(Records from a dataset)
--
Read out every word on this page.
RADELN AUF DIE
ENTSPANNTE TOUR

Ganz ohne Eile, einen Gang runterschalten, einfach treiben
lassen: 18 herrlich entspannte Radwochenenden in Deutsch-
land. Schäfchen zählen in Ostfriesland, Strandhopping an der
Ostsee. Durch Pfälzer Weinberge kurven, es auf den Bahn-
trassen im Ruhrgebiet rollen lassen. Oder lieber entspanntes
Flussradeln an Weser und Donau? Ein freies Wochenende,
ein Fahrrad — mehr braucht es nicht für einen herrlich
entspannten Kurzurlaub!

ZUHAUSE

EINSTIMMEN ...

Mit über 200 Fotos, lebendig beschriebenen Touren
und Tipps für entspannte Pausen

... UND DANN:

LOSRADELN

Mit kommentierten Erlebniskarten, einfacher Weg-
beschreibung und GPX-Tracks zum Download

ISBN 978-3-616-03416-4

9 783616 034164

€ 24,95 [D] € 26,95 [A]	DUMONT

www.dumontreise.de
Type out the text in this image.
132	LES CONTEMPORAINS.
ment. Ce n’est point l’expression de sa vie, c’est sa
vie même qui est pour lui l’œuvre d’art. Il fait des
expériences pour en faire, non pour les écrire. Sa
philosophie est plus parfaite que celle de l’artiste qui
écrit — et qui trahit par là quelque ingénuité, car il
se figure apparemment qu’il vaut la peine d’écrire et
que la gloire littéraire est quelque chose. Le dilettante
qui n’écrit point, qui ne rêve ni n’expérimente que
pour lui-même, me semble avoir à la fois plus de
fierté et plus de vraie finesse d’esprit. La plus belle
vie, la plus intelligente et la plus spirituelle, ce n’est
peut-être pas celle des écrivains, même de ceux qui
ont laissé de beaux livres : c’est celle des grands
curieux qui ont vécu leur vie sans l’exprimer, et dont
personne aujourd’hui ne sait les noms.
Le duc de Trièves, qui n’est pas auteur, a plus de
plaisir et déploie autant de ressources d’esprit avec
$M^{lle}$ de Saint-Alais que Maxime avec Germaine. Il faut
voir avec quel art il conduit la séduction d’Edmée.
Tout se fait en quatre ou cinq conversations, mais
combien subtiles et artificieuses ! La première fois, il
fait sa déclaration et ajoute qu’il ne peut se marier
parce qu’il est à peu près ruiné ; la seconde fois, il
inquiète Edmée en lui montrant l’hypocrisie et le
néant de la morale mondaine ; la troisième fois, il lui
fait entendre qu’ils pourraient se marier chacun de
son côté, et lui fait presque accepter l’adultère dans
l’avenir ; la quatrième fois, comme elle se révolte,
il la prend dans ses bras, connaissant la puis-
--
> Aim of the task
Search the records for the word "einen". Copy every line that has it.

> Final result
Ganz ohne Eile, einen Gang runterschalten, einfach treiben
ein Fahrrad — mehr braucht es nicht für einen herrlich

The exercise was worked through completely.